# WORK TO DO:
Filter these entries so that only lines with the word "user" remain.

# SUPPLIED MATERIAL:
--------------------

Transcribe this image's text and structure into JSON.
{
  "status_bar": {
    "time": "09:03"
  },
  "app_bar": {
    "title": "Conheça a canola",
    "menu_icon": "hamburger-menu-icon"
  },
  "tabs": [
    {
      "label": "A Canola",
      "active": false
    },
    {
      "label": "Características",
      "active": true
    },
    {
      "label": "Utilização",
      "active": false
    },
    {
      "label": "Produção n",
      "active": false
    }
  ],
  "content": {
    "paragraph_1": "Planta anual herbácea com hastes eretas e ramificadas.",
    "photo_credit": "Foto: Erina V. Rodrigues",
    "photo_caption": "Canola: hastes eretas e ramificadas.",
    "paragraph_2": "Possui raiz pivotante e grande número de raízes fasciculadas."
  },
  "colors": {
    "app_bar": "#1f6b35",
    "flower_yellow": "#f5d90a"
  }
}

--------------------

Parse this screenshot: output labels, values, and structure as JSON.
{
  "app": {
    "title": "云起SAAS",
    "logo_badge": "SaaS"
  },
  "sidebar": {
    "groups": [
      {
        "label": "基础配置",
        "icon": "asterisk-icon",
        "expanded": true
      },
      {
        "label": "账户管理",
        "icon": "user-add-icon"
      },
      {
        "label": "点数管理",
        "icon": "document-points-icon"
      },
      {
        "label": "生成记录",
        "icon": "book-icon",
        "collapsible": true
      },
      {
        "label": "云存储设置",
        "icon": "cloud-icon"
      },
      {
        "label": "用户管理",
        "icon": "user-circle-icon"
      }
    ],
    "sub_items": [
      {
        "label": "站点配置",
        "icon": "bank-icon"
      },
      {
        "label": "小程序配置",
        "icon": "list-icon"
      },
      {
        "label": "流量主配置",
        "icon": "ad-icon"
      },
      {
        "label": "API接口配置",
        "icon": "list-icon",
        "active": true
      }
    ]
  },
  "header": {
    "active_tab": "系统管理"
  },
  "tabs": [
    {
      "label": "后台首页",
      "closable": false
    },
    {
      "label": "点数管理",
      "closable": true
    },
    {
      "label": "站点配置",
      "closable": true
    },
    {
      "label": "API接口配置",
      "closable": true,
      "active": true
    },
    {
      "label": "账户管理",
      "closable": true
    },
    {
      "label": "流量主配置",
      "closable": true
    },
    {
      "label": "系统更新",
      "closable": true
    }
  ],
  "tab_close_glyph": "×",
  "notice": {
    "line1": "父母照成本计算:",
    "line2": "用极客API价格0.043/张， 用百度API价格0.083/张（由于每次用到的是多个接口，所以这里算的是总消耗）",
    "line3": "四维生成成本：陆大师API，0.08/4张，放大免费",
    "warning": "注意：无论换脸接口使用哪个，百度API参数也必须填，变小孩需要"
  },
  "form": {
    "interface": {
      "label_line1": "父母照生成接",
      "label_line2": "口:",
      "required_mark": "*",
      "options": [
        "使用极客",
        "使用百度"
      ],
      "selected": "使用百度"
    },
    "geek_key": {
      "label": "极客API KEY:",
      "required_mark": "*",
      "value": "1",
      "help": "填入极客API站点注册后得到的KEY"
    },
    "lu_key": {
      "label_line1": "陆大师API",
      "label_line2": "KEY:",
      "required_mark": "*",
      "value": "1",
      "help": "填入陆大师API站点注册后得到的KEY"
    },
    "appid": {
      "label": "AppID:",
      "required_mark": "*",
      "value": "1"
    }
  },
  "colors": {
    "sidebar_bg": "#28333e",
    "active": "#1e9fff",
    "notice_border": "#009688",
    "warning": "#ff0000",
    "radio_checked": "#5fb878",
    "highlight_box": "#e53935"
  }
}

--------------------

# CORRECT ANSWER:
        "icon": "user-add-icon"
        "icon": "user-circle-icon"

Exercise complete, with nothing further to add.